(Source data)
━━━

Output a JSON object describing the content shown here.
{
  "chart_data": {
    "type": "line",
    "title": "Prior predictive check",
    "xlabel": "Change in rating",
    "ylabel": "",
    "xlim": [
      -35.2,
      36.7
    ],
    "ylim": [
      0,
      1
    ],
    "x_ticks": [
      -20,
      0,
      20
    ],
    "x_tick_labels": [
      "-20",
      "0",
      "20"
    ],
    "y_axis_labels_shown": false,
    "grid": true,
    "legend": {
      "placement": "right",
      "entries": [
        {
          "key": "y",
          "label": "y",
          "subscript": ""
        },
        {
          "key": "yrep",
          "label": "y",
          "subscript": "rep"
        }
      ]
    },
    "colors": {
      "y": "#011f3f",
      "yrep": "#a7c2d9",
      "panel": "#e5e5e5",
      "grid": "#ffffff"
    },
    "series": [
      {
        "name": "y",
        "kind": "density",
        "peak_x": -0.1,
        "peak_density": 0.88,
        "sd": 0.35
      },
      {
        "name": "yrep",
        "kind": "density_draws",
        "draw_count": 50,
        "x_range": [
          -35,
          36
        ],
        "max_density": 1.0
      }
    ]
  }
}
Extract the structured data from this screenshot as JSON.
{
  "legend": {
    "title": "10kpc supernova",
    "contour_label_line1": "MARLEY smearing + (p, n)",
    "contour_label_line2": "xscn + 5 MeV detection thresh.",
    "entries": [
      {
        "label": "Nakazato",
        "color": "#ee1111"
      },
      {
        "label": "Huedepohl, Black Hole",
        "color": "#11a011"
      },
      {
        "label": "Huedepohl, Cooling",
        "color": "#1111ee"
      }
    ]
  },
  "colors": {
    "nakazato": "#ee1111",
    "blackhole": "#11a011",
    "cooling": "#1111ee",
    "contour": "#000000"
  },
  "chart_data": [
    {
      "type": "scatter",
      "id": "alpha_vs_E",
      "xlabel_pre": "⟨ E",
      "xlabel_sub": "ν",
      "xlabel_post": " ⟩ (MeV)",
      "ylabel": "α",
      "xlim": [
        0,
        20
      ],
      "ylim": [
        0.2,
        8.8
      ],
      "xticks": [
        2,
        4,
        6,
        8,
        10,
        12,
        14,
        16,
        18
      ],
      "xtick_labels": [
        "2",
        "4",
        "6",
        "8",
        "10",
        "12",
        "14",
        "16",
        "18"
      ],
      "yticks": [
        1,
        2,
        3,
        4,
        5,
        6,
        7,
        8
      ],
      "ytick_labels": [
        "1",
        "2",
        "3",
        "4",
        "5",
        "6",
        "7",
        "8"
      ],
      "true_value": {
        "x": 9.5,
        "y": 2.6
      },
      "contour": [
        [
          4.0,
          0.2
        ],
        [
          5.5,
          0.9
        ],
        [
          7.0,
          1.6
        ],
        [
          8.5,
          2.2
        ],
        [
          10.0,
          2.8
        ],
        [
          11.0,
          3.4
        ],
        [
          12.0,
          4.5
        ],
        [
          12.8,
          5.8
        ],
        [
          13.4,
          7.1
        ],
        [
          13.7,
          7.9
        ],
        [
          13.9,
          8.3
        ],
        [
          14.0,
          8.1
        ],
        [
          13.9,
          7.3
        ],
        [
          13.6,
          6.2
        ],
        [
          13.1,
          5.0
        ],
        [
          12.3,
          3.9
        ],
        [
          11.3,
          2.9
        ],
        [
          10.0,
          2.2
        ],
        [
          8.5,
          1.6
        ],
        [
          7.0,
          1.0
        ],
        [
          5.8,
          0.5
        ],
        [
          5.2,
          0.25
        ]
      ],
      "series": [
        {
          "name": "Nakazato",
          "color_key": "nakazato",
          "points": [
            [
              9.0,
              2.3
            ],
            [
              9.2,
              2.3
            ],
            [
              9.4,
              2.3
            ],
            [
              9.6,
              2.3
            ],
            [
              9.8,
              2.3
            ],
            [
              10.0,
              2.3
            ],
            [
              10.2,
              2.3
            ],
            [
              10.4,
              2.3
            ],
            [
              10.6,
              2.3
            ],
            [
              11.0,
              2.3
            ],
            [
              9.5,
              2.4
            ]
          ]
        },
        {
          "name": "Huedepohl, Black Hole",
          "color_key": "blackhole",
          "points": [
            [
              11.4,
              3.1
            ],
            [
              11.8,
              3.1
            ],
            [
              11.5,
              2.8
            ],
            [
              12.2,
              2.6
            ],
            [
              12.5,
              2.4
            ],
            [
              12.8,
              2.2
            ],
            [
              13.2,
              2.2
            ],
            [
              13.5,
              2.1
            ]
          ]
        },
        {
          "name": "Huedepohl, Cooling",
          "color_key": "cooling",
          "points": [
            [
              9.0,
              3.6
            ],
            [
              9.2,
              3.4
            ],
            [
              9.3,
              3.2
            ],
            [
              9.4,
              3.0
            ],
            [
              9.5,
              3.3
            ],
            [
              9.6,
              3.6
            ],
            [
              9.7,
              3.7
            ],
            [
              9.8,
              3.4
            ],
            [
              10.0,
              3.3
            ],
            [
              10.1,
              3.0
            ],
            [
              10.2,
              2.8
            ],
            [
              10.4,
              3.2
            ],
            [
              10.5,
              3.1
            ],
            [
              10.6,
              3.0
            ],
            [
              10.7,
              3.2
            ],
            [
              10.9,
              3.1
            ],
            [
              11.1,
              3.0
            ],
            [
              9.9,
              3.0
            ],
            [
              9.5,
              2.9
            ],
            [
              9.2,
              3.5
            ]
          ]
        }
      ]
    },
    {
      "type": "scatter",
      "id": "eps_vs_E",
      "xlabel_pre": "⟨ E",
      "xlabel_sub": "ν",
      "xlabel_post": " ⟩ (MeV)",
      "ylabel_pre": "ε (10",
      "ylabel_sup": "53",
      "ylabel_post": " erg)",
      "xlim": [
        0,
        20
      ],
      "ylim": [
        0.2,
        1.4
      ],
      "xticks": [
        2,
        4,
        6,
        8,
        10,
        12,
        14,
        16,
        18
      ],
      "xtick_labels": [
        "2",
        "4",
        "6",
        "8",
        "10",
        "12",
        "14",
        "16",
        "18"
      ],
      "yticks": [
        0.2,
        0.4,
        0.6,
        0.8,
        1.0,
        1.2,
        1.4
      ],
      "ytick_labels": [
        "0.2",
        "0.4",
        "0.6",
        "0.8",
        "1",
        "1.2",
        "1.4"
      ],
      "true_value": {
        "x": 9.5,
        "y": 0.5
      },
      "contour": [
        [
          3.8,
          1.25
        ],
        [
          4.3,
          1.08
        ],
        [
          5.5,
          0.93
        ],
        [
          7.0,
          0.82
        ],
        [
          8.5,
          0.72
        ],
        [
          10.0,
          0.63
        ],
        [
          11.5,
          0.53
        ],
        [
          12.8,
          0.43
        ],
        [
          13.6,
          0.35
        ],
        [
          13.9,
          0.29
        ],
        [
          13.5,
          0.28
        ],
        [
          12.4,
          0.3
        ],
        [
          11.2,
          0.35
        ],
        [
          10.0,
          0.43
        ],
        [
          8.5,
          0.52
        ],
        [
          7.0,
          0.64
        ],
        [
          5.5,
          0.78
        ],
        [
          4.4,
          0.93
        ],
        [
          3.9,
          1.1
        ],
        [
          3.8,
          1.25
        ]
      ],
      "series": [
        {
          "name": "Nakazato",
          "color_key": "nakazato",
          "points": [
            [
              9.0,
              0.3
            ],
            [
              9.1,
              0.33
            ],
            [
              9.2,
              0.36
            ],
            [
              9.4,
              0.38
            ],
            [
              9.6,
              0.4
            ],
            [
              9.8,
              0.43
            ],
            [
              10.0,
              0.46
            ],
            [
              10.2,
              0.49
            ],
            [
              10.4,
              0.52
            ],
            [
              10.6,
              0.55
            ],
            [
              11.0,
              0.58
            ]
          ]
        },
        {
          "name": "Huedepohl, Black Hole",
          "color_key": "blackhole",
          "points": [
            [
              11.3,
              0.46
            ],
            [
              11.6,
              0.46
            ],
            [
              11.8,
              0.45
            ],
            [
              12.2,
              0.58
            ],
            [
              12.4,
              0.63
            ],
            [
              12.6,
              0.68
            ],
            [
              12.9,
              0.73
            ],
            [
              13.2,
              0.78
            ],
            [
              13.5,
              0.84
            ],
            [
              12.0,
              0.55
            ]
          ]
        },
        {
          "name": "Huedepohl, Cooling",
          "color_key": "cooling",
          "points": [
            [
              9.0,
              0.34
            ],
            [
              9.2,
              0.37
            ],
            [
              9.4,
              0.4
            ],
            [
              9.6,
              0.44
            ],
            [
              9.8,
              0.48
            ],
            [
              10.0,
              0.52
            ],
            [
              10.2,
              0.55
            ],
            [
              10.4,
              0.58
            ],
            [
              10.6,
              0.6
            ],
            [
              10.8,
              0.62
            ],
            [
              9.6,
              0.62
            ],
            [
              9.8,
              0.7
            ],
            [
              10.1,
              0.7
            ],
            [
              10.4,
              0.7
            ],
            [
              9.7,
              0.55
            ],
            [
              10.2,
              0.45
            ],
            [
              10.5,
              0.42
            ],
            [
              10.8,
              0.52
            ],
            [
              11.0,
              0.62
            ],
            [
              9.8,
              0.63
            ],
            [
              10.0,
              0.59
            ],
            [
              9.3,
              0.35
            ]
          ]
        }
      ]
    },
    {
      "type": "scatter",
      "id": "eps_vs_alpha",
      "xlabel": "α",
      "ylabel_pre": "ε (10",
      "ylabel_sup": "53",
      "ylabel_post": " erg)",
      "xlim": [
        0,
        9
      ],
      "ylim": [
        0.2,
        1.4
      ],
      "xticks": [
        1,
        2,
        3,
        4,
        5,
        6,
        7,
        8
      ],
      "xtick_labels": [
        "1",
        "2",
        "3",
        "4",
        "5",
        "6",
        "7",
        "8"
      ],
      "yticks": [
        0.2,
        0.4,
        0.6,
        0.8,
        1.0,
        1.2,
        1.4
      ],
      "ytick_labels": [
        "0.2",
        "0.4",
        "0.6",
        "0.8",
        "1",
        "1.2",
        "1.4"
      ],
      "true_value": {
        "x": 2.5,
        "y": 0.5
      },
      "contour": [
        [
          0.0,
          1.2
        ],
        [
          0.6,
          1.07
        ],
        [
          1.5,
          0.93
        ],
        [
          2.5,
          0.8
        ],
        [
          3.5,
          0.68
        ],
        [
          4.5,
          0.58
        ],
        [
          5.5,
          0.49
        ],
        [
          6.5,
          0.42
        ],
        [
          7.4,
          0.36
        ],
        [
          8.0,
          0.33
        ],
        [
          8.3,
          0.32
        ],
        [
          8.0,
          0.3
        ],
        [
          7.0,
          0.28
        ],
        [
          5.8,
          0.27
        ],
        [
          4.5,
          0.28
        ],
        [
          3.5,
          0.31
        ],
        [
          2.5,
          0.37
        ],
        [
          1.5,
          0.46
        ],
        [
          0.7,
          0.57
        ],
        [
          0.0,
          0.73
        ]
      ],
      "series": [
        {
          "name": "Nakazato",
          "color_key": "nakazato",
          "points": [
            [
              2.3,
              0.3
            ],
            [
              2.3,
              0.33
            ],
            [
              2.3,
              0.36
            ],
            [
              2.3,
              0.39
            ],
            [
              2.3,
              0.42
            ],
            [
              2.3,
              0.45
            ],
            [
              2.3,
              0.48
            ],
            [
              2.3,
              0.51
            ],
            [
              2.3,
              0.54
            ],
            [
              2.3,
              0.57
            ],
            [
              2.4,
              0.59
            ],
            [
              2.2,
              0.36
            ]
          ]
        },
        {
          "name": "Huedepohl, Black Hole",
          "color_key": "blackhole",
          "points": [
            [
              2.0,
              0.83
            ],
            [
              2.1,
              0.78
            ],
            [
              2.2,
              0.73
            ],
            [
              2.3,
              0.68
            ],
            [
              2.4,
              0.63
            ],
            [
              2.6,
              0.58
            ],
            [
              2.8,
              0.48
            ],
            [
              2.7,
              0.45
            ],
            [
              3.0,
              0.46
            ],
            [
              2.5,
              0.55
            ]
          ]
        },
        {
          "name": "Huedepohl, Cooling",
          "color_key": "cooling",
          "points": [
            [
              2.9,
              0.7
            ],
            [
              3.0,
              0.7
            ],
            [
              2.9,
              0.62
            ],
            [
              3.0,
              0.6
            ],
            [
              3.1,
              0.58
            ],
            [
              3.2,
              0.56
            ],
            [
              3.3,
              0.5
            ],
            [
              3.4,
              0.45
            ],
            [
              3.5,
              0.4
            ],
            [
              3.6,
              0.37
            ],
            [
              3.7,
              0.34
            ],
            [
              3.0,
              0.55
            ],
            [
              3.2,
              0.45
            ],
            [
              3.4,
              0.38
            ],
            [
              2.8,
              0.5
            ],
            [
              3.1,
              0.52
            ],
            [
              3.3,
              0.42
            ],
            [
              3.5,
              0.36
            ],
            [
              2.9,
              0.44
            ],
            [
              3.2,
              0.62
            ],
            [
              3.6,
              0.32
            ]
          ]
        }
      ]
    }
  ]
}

━━━

DO THIS :: Locate the lines above that contain "title" and copy them.

RESPONSE TO THE TASK ::
    "title": "Prior predictive check",
    "title": "10kpc supernova",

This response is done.